Exercise details: Make an exact copy of each entry, leaving out every picture.

# Start of Input for this task

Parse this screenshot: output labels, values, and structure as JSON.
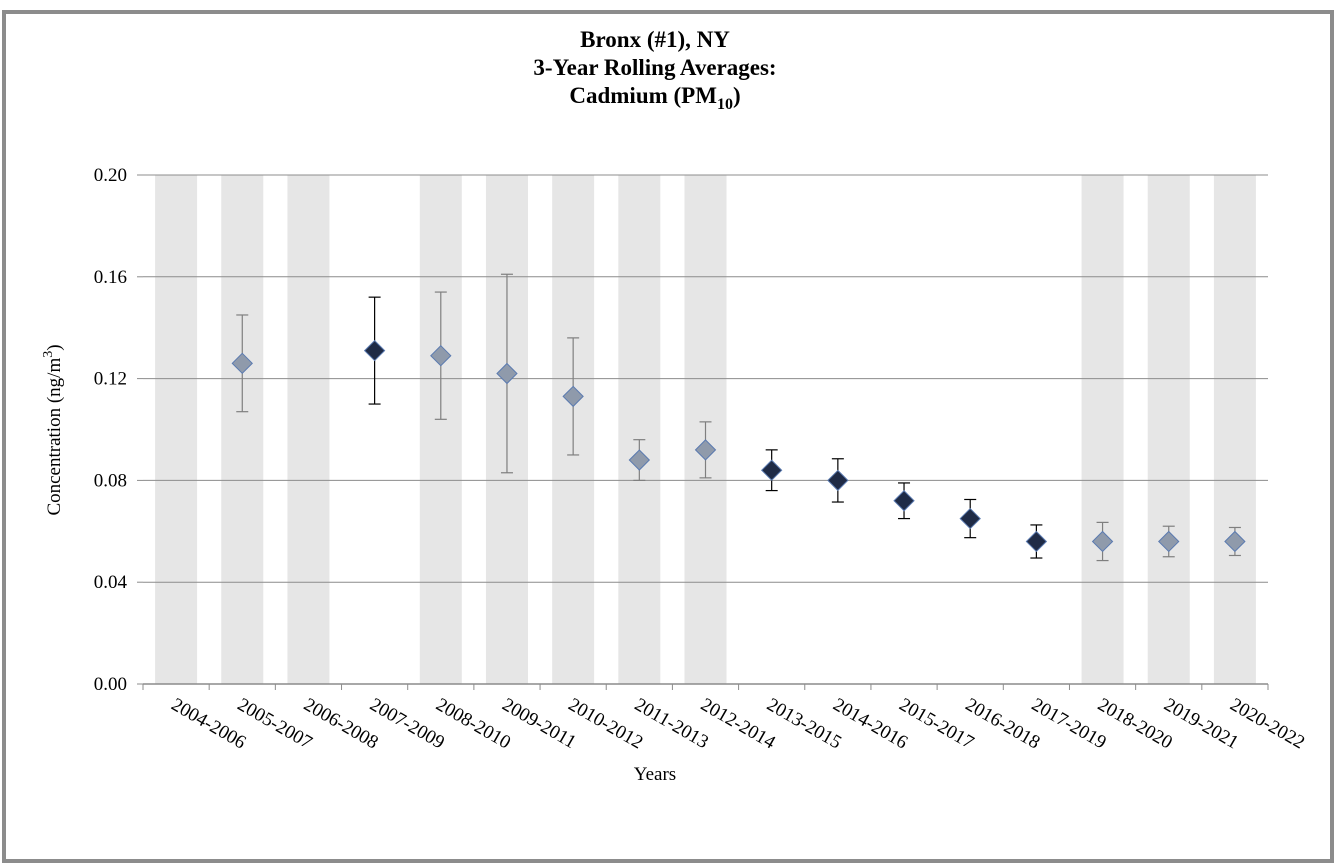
{
  "chart_data": {
    "type": "scatter",
    "title": [
      "Bronx (#1), NY",
      "3-Year Rolling Averages:"
    ],
    "title_line3": [
      "Cadmium (PM",
      "10",
      ")"
    ],
    "ylabel": [
      "Concentration (ng/m",
      "3",
      ")"
    ],
    "xlabel": "Years",
    "categories": [
      "2004-2006",
      "2005-2007",
      "2006-2008",
      "2007-2009",
      "2008-2010",
      "2009-2011",
      "2010-2012",
      "2011-2013",
      "2012-2014",
      "2013-2015",
      "2014-2016",
      "2015-2017",
      "2016-2018",
      "2017-2019",
      "2018-2020",
      "2019-2021",
      "2020-2022"
    ],
    "values": [
      null,
      0.126,
      null,
      0.131,
      0.129,
      0.122,
      0.113,
      0.088,
      0.092,
      0.084,
      0.08,
      0.072,
      0.065,
      0.056,
      0.056,
      0.056,
      0.056
    ],
    "errors": [
      null,
      0.019,
      null,
      0.021,
      0.025,
      0.039,
      0.023,
      0.008,
      0.011,
      0.008,
      0.0085,
      0.007,
      0.0075,
      0.0065,
      0.0075,
      0.006,
      0.0055
    ],
    "point_colors": [
      null,
      "#8f9aab",
      null,
      "#1f2b46",
      "#8f9aab",
      "#8f9aab",
      "#8f9aab",
      "#8f9aab",
      "#8f9aab",
      "#1f2b46",
      "#1f2b46",
      "#1f2b46",
      "#1f2b46",
      "#1f2b46",
      "#8f9aab",
      "#8f9aab",
      "#8f9aab"
    ],
    "shading": {
      "color": "#e6e6e6",
      "values": [
        0.2,
        0.2,
        0.2,
        null,
        0.2,
        0.2,
        0.2,
        0.2,
        0.2,
        null,
        null,
        null,
        null,
        null,
        0.2,
        0.2,
        0.2
      ]
    },
    "ylim": [
      0,
      0.2
    ],
    "yticks": [
      {
        "value": 0,
        "label": "0.00"
      },
      {
        "value": 0.04,
        "label": "0.04"
      },
      {
        "value": 0.08,
        "label": "0.08"
      },
      {
        "value": 0.12,
        "label": "0.12"
      },
      {
        "value": 0.16,
        "label": "0.16"
      },
      {
        "value": 0.2,
        "label": "0.20"
      }
    ],
    "grid": true
  }
}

# End of Input for this task

Solution to this exercise:
Parse this screenshot: output labels, values, and structure as JSON.
{
  "chart_data": {
    "type": "scatter",
    "title": [
      "Bronx (#1), NY",
      "3-Year Rolling Averages:"
    ],
    "title_line3": [
      "Cadmium (PM",
      "10",
      ")"
    ],
    "ylabel": [
      "Concentration (ng/m",
      "3",
      ")"
    ],
    "xlabel": "Years",
    "categories": [
      "2004-2006",
      "2005-2007",
      "2006-2008",
      "2007-2009",
      "2008-2010",
      "2009-2011",
      "2010-2012",
      "2011-2013",
      "2012-2014",
      "2013-2015",
      "2014-2016",
      "2015-2017",
      "2016-2018",
      "2017-2019",
      "2018-2020",
      "2019-2021",
      "2020-2022"
    ],
    "values": [
      null,
      0.126,
      null,
      0.131,
      0.129,
      0.122,
      0.113,
      0.088,
      0.092,
      0.084,
      0.08,
      0.072,
      0.065,
      0.056,
      0.056,
      0.056,
      0.056
    ],
    "errors": [
      null,
      0.019,
      null,
      0.021,
      0.025,
      0.039,
      0.023,
      0.008,
      0.011,
      0.008,
      0.0085,
      0.007,
      0.0075,
      0.0065,
      0.0075,
      0.006,
      0.0055
    ],
    "point_colors": [
      null,
      "#8f9aab",
      null,
      "#1f2b46",
      "#8f9aab",
      "#8f9aab",
      "#8f9aab",
      "#8f9aab",
      "#8f9aab",
      "#1f2b46",
      "#1f2b46",
      "#1f2b46",
      "#1f2b46",
      "#1f2b46",
      "#8f9aab",
      "#8f9aab",
      "#8f9aab"
    ],
    "shading": {
      "color": "#e6e6e6",
      "values": [
        0.2,
        0.2,
        0.2,
        null,
        0.2,
        0.2,
        0.2,
        0.2,
        0.2,
        null,
        null,
        null,
        null,
        null,
        0.2,
        0.2,
        0.2
      ]
    },
    "ylim": [
      0,
      0.2
    ],
    "yticks": [
      {
        "value": 0,
        "label": "0.00"
      },
      {
        "value": 0.04,
        "label": "0.04"
      },
      {
        "value": 0.08,
        "label": "0.08"
      },
      {
        "value": 0.12,
        "label": "0.12"
      },
      {
        "value": 0.16,
        "label": "0.16"
      },
      {
        "value": 0.2,
        "label": "0.20"
      }
    ],
    "grid": true
  }
}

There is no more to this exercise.